→ **PROBLEM DETAILS**: Leaving out all images, write out the records that follow exactly.

>> BEGIN DATA SHOWN

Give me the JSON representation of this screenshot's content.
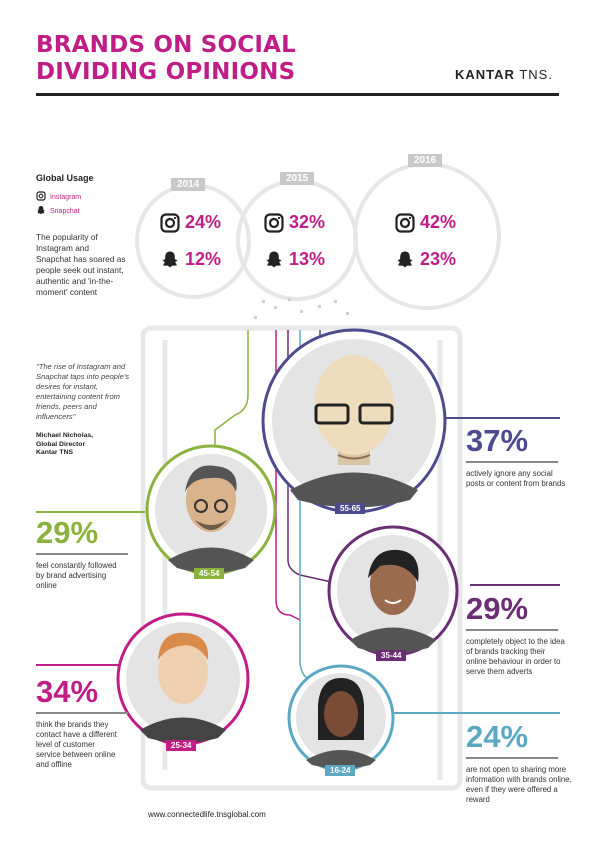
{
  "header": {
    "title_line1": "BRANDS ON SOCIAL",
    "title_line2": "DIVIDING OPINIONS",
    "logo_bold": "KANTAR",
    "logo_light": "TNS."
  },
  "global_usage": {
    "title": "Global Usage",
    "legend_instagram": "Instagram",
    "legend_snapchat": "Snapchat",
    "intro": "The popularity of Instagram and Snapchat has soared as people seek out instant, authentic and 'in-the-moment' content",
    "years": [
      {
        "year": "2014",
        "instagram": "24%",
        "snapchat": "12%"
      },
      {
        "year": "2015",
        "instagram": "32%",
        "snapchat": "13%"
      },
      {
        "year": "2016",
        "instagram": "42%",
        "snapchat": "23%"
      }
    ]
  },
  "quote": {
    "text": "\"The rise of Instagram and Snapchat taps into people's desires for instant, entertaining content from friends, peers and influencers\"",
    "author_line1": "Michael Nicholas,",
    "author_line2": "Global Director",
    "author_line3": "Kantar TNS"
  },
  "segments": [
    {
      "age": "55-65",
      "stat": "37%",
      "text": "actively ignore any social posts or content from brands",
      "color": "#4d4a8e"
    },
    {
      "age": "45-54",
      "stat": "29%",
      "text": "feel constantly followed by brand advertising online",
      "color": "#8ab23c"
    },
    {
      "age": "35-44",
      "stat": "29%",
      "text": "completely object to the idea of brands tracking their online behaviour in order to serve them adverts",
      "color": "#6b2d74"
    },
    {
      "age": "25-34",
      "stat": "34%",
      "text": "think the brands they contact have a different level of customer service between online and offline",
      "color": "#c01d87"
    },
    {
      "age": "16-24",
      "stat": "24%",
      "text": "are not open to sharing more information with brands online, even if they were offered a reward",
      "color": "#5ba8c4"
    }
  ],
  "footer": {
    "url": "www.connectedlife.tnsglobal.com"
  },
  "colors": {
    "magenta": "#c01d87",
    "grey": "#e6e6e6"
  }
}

>> END DATA SHOWN

→ **SOLUTION BELOW**:
Give me the JSON representation of this screenshot's content.
{
  "header": {
    "title_line1": "BRANDS ON SOCIAL",
    "title_line2": "DIVIDING OPINIONS",
    "logo_bold": "KANTAR",
    "logo_light": "TNS."
  },
  "global_usage": {
    "title": "Global Usage",
    "legend_instagram": "Instagram",
    "legend_snapchat": "Snapchat",
    "intro": "The popularity of Instagram and Snapchat has soared as people seek out instant, authentic and 'in-the-moment' content",
    "years": [
      {
        "year": "2014",
        "instagram": "24%",
        "snapchat": "12%"
      },
      {
        "year": "2015",
        "instagram": "32%",
        "snapchat": "13%"
      },
      {
        "year": "2016",
        "instagram": "42%",
        "snapchat": "23%"
      }
    ]
  },
  "quote": {
    "text": "\"The rise of Instagram and Snapchat taps into people's desires for instant, entertaining content from friends, peers and influencers\"",
    "author_line1": "Michael Nicholas,",
    "author_line2": "Global Director",
    "author_line3": "Kantar TNS"
  },
  "segments": [
    {
      "age": "55-65",
      "stat": "37%",
      "text": "actively ignore any social posts or content from brands",
      "color": "#4d4a8e"
    },
    {
      "age": "45-54",
      "stat": "29%",
      "text": "feel constantly followed by brand advertising online",
      "color": "#8ab23c"
    },
    {
      "age": "35-44",
      "stat": "29%",
      "text": "completely object to the idea of brands tracking their online behaviour in order to serve them adverts",
      "color": "#6b2d74"
    },
    {
      "age": "25-34",
      "stat": "34%",
      "text": "think the brands they contact have a different level of customer service between online and offline",
      "color": "#c01d87"
    },
    {
      "age": "16-24",
      "stat": "24%",
      "text": "are not open to sharing more information with brands online, even if they were offered a reward",
      "color": "#5ba8c4"
    }
  ],
  "footer": {
    "url": "www.connectedlife.tnsglobal.com"
  },
  "colors": {
    "magenta": "#c01d87",
    "grey": "#e6e6e6"
  }
}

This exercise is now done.